--- START ---

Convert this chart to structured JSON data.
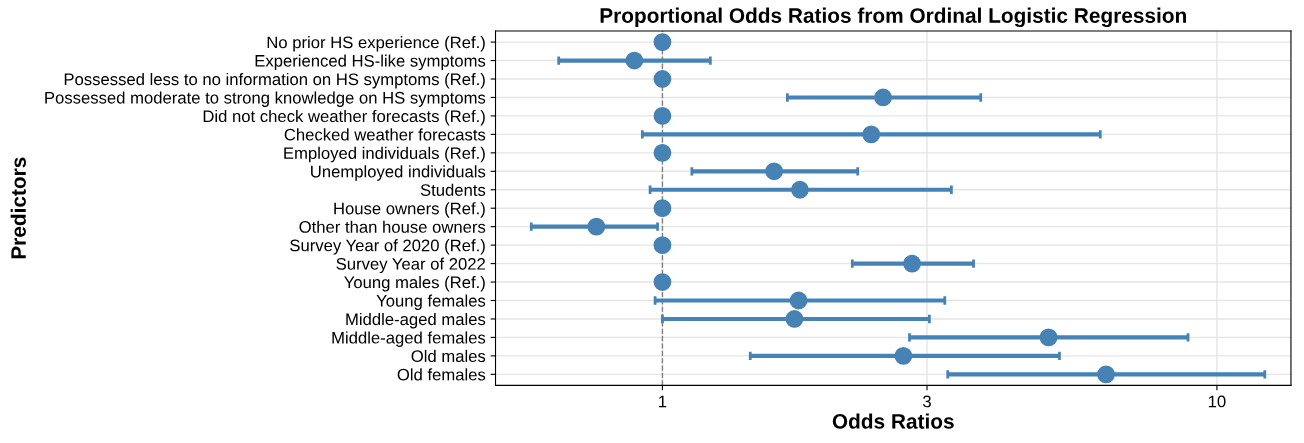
{
  "chart_data": {
    "type": "scatter",
    "orientation": "horizontal",
    "title": "Proportional Odds Ratios from Ordinal Logistic Regression",
    "xlabel": "Odds Ratios",
    "ylabel": "Predictors",
    "log": "x",
    "categories": [
      "No prior HS experience (Ref.)",
      "Experienced HS-like symptoms",
      "Possessed less to no information on HS symptoms (Ref.)",
      "Possessed moderate to strong knowledge on HS symptoms",
      "Did not check weather forecasts (Ref.)",
      "Checked weather forecasts",
      "Employed individuals (Ref.)",
      "Unemployed individuals",
      "Students",
      "House owners (Ref.)",
      "Other than house owners",
      "Survey Year of 2020 (Ref.)",
      "Survey Year of 2022",
      "Young males (Ref.)",
      "Young females",
      "Middle-aged males",
      "Middle-aged females",
      "Old males",
      "Old females"
    ],
    "values": [
      1,
      0.89,
      1,
      2.5,
      1,
      2.38,
      1,
      1.59,
      1.77,
      1,
      0.76,
      1,
      2.82,
      1,
      1.76,
      1.73,
      4.97,
      2.72,
      6.31
    ],
    "errors": [
      null,
      [
        0.65,
        1.22
      ],
      null,
      [
        1.68,
        3.75
      ],
      null,
      [
        0.92,
        6.16
      ],
      null,
      [
        1.13,
        2.25
      ],
      [
        0.95,
        3.32
      ],
      null,
      [
        0.58,
        0.98
      ],
      null,
      [
        2.2,
        3.64
      ],
      null,
      [
        0.97,
        3.23
      ],
      [
        1.0,
        3.03
      ],
      [
        2.79,
        8.87
      ],
      [
        1.44,
        5.2
      ],
      [
        3.27,
        12.2
      ]
    ],
    "color": "#4682b4",
    "marker": "circle",
    "xlim": [
      0.5,
      13.6
    ],
    "xticks": [
      1,
      3,
      10
    ],
    "grid": true,
    "ref_lines": [
      {
        "axis": "x",
        "value": 1,
        "color": "#808080",
        "line_style": "dashed"
      }
    ]
  }
}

--- END ---

**GOAL OF THE EXERCISE:**
From the entries above, copy out every line where the string "aged" appears.

**WORKED SOLUTION:**
      "Middle-aged males",
      "Middle-aged females",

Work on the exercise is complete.